§ Data listing:
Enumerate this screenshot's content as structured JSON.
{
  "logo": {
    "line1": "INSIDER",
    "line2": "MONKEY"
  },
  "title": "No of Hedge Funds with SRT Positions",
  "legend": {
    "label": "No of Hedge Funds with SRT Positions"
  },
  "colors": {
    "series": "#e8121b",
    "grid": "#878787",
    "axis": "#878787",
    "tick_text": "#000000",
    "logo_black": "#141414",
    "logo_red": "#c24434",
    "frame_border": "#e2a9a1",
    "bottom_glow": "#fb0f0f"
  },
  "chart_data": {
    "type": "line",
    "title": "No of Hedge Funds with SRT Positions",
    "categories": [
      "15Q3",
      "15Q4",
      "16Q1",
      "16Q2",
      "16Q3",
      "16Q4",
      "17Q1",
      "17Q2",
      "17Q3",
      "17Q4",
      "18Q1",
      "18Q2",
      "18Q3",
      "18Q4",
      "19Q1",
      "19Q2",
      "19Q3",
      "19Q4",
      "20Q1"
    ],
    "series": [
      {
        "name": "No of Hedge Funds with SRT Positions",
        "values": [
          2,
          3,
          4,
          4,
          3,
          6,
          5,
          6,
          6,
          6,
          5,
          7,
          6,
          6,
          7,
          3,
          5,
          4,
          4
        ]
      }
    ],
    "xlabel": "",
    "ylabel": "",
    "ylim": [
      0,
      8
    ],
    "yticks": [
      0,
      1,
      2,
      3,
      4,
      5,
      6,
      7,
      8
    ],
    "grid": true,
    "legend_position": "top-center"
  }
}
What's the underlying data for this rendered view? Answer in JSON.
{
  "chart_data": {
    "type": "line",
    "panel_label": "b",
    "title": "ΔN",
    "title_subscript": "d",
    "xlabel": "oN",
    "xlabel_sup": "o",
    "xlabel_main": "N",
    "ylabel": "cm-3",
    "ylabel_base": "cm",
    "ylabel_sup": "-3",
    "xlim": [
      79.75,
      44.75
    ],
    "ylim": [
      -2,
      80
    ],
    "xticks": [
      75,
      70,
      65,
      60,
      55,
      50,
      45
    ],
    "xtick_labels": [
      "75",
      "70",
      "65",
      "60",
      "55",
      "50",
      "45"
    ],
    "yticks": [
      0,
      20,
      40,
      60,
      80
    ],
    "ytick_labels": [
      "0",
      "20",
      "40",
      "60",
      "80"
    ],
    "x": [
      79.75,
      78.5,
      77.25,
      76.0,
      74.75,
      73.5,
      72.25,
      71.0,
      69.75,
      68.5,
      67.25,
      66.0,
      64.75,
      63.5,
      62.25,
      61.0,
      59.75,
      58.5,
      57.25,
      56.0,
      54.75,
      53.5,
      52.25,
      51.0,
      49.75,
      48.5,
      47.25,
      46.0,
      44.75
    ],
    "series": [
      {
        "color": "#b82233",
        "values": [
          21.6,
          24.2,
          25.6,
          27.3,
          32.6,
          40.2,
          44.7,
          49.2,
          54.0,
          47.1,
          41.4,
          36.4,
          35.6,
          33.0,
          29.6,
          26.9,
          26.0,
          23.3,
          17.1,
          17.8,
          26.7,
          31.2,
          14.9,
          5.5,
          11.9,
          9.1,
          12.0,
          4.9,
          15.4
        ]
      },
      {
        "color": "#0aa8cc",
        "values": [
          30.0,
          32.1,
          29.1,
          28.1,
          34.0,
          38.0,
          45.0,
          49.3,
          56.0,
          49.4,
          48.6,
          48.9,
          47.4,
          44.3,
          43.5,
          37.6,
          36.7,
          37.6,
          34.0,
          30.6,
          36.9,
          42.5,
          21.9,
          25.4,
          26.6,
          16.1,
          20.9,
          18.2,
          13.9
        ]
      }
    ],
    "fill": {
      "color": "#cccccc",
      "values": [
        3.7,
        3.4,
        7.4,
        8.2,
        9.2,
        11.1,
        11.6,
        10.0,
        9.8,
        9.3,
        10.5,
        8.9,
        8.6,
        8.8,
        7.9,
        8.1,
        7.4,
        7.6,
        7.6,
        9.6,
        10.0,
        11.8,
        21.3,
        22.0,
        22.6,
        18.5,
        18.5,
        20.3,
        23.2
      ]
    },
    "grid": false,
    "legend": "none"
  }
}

§ The task:
Which lines in the data above contain "Funds"? Show each one.

§ Solution to this task:
  "title": "No of Hedge Funds with SRT Positions",
    "label": "No of Hedge Funds with SRT Positions"
    "title": "No of Hedge Funds with SRT Positions",
        "name": "No of Hedge Funds with SRT Positions",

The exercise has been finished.